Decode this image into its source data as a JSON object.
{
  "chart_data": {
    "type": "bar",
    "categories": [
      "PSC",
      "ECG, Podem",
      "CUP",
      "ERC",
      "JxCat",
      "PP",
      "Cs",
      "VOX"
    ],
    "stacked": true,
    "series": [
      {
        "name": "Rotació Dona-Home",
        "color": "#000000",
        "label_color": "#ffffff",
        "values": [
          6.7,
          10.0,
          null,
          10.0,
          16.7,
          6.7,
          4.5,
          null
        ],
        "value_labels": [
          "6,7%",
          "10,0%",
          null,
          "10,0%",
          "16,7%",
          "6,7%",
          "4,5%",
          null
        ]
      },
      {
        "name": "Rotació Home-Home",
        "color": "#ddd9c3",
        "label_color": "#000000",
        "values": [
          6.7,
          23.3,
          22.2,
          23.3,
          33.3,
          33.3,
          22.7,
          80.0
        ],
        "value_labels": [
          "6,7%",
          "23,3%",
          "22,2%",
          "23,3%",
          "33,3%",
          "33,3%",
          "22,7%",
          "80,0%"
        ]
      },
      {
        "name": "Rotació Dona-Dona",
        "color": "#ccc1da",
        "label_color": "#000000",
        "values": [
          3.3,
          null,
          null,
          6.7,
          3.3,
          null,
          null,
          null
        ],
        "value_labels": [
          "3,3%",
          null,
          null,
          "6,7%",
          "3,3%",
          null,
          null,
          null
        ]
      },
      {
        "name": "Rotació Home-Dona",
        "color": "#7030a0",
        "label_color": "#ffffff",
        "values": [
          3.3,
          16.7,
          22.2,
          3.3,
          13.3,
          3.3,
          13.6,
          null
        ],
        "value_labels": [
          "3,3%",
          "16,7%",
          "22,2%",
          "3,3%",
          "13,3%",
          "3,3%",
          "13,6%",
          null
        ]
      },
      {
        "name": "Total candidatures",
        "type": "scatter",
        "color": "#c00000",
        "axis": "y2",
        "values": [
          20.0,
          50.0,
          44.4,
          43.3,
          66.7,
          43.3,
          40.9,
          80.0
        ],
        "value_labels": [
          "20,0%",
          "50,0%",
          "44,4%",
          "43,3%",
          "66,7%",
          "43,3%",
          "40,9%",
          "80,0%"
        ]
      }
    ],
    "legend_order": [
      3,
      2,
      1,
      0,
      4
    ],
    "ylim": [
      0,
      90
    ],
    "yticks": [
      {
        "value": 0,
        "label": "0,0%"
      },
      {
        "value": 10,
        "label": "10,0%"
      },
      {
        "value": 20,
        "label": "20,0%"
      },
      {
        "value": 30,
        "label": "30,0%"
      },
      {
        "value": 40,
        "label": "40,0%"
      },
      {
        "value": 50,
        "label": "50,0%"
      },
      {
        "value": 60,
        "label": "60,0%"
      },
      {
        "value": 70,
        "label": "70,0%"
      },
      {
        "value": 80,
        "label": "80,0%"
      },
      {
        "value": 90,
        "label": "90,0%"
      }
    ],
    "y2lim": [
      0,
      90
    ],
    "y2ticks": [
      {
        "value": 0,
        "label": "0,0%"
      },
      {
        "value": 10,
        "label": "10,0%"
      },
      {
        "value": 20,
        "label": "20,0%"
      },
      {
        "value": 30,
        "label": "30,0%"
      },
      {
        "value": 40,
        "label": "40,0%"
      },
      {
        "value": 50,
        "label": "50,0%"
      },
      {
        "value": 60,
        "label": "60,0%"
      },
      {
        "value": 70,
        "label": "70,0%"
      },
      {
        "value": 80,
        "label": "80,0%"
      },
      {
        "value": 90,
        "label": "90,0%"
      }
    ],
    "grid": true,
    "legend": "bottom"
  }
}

▸ **Task instructions**: Say how many lines in the entries contain the string "Home", and say nothing else.

▸ **Answer for this exercise**: 3